**EXERCISE DIRECTIONS:** Return each of the following lines without any change.

------------

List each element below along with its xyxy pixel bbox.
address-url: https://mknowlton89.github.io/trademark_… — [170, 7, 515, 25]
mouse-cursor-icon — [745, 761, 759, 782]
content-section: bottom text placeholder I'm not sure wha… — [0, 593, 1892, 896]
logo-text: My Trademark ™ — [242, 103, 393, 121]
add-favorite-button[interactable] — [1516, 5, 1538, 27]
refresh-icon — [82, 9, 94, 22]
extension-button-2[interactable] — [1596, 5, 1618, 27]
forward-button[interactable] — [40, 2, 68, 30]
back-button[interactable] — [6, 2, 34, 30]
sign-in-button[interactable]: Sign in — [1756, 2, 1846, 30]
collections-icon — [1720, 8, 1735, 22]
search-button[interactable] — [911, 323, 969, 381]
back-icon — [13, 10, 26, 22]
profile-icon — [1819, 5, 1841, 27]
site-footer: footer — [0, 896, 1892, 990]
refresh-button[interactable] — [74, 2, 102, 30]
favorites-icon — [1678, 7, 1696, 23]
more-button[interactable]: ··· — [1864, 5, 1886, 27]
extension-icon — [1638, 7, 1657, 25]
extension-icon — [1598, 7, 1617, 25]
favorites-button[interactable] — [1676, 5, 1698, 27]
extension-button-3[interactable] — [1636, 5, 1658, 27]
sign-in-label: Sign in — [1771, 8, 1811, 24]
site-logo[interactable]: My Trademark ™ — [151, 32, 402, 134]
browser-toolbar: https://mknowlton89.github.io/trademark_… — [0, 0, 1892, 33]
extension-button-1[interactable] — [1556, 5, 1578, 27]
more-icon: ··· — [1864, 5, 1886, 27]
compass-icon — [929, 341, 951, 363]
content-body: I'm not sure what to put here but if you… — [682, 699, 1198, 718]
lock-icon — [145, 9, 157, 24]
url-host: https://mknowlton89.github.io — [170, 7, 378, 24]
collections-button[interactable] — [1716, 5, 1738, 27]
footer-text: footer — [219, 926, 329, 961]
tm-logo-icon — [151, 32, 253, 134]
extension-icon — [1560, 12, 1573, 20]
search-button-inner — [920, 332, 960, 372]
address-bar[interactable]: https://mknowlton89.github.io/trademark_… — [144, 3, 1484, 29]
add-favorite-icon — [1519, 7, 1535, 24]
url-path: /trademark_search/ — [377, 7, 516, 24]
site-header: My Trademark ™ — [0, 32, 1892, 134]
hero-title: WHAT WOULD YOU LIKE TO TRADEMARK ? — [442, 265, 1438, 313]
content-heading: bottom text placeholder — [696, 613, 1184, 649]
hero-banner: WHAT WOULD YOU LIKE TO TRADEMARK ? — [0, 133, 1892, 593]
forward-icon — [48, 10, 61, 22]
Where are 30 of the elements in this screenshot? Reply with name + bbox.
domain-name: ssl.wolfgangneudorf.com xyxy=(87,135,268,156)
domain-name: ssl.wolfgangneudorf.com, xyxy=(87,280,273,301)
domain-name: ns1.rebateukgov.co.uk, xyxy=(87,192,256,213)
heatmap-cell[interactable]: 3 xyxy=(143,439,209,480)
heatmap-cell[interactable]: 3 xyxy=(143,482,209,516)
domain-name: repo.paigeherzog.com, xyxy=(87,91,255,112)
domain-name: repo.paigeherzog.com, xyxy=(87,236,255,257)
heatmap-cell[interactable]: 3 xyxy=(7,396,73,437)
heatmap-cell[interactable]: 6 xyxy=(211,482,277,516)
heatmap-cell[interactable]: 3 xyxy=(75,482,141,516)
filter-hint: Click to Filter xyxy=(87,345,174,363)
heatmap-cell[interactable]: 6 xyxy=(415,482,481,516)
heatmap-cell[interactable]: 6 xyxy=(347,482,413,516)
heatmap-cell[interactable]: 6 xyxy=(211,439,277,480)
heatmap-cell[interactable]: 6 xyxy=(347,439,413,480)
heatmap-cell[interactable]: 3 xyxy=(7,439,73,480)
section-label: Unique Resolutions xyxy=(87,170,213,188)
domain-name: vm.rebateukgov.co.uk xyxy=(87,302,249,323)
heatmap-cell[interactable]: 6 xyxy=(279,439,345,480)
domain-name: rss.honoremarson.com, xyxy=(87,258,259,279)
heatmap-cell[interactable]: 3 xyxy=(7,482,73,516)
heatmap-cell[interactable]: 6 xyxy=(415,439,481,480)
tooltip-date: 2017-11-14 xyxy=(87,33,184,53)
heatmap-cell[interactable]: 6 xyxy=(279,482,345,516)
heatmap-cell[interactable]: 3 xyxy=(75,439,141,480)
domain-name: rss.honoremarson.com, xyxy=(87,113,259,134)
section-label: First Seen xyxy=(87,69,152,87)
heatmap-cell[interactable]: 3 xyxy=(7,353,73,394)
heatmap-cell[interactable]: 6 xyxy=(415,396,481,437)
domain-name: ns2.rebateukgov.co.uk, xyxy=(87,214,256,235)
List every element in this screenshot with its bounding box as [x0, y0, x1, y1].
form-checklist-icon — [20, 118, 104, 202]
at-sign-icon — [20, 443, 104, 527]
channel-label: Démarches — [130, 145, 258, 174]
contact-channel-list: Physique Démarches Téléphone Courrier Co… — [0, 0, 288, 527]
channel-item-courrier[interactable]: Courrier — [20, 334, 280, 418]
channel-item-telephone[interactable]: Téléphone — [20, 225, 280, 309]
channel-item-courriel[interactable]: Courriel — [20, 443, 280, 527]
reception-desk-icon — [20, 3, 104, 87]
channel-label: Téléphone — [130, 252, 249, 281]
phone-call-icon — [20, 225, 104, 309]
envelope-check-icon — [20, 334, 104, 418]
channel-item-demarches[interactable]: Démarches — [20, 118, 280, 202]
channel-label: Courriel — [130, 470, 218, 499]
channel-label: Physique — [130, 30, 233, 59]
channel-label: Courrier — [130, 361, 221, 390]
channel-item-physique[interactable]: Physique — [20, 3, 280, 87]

------------

**EXERCISE OUTPUT:**
List each element below along with its xyxy pixel bbox.
address-url: https://mknowlton89.github.io/trademark_… — [170, 7, 515, 25]
mouse-cursor-icon — [745, 761, 759, 782]
content-section: bottom text placeholder I'm not sure wha… — [0, 593, 1892, 896]
logo-text: My Trademark ™ — [242, 103, 393, 121]
add-favorite-button[interactable] — [1516, 5, 1538, 27]
refresh-icon — [82, 9, 94, 22]
extension-button-2[interactable] — [1596, 5, 1618, 27]
forward-button[interactable] — [40, 2, 68, 30]
back-button[interactable] — [6, 2, 34, 30]
sign-in-button[interactable]: Sign in — [1756, 2, 1846, 30]
collections-icon — [1720, 8, 1735, 22]
search-button[interactable] — [911, 323, 969, 381]
back-icon — [13, 10, 26, 22]
profile-icon — [1819, 5, 1841, 27]
site-footer: footer — [0, 896, 1892, 990]
refresh-button[interactable] — [74, 2, 102, 30]
favorites-icon — [1678, 7, 1696, 23]
more-button[interactable]: ··· — [1864, 5, 1886, 27]
extension-icon — [1638, 7, 1657, 25]
extension-icon — [1598, 7, 1617, 25]
favorites-button[interactable] — [1676, 5, 1698, 27]
extension-button-3[interactable] — [1636, 5, 1658, 27]
sign-in-label: Sign in — [1771, 8, 1811, 24]
site-logo[interactable]: My Trademark ™ — [151, 32, 402, 134]
browser-toolbar: https://mknowlton89.github.io/trademark_… — [0, 0, 1892, 33]
extension-button-1[interactable] — [1556, 5, 1578, 27]
more-icon: ··· — [1864, 5, 1886, 27]
compass-icon — [929, 341, 951, 363]
content-body: I'm not sure what to put here but if you… — [682, 699, 1198, 718]
lock-icon — [145, 9, 157, 24]
url-host: https://mknowlton89.github.io — [170, 7, 378, 24]
collections-button[interactable] — [1716, 5, 1738, 27]
footer-text: footer — [219, 926, 329, 961]
tm-logo-icon — [151, 32, 253, 134]
extension-icon — [1560, 12, 1573, 20]
search-button-inner — [920, 332, 960, 372]
address-bar[interactable]: https://mknowlton89.github.io/trademark_… — [144, 3, 1484, 29]
add-favorite-icon — [1519, 7, 1535, 24]
url-path: /trademark_search/ — [377, 7, 516, 24]
site-header: My Trademark ™ — [0, 32, 1892, 134]
hero-title: WHAT WOULD YOU LIKE TO TRADEMARK ? — [442, 265, 1438, 313]
content-heading: bottom text placeholder — [696, 613, 1184, 649]
hero-banner: WHAT WOULD YOU LIKE TO TRADEMARK ? — [0, 133, 1892, 593]
forward-icon — [48, 10, 61, 22]
Where are 30 of the elements in this screenshot? Reply with name + bbox.
domain-name: ssl.wolfgangneudorf.com xyxy=(87,135,268,156)
domain-name: ssl.wolfgangneudorf.com, xyxy=(87,280,273,301)
domain-name: ns1.rebateukgov.co.uk, xyxy=(87,192,256,213)
heatmap-cell[interactable]: 3 xyxy=(143,439,209,480)
heatmap-cell[interactable]: 3 xyxy=(143,482,209,516)
domain-name: repo.paigeherzog.com, xyxy=(87,91,255,112)
domain-name: repo.paigeherzog.com, xyxy=(87,236,255,257)
heatmap-cell[interactable]: 3 xyxy=(7,396,73,437)
heatmap-cell[interactable]: 6 xyxy=(211,482,277,516)
heatmap-cell[interactable]: 3 xyxy=(75,482,141,516)
filter-hint: Click to Filter xyxy=(87,345,174,363)
heatmap-cell[interactable]: 6 xyxy=(415,482,481,516)
heatmap-cell[interactable]: 6 xyxy=(347,482,413,516)
heatmap-cell[interactable]: 6 xyxy=(211,439,277,480)
heatmap-cell[interactable]: 6 xyxy=(347,439,413,480)
heatmap-cell[interactable]: 3 xyxy=(7,439,73,480)
section-label: Unique Resolutions xyxy=(87,170,213,188)
domain-name: vm.rebateukgov.co.uk xyxy=(87,302,249,323)
heatmap-cell[interactable]: 6 xyxy=(279,439,345,480)
domain-name: rss.honoremarson.com, xyxy=(87,258,259,279)
heatmap-cell[interactable]: 3 xyxy=(7,482,73,516)
heatmap-cell[interactable]: 6 xyxy=(415,439,481,480)
tooltip-date: 2017-11-14 xyxy=(87,33,184,53)
heatmap-cell[interactable]: 6 xyxy=(279,482,345,516)
heatmap-cell[interactable]: 3 xyxy=(75,439,141,480)
domain-name: rss.honoremarson.com, xyxy=(87,113,259,134)
section-label: First Seen xyxy=(87,69,152,87)
heatmap-cell[interactable]: 3 xyxy=(7,353,73,394)
heatmap-cell[interactable]: 6 xyxy=(415,396,481,437)
domain-name: ns2.rebateukgov.co.uk, xyxy=(87,214,256,235)
List every element in this screenshot with its bounding box as [x0, y0, x1, y1].
form-checklist-icon — [20, 118, 104, 202]
at-sign-icon — [20, 443, 104, 527]
channel-label: Démarches — [130, 145, 258, 174]
contact-channel-list: Physique Démarches Téléphone Courrier Co… — [0, 0, 288, 527]
channel-item-courrier[interactable]: Courrier — [20, 334, 280, 418]
channel-item-telephone[interactable]: Téléphone — [20, 225, 280, 309]
channel-item-courriel[interactable]: Courriel — [20, 443, 280, 527]
reception-desk-icon — [20, 3, 104, 87]
channel-label: Téléphone — [130, 252, 249, 281]
phone-call-icon — [20, 225, 104, 309]
envelope-check-icon — [20, 334, 104, 418]
channel-item-demarches[interactable]: Démarches — [20, 118, 280, 202]
channel-label: Courriel — [130, 470, 218, 499]
channel-label: Physique — [130, 30, 233, 59]
channel-label: Courrier — [130, 361, 221, 390]
channel-item-physique[interactable]: Physique — [20, 3, 280, 87]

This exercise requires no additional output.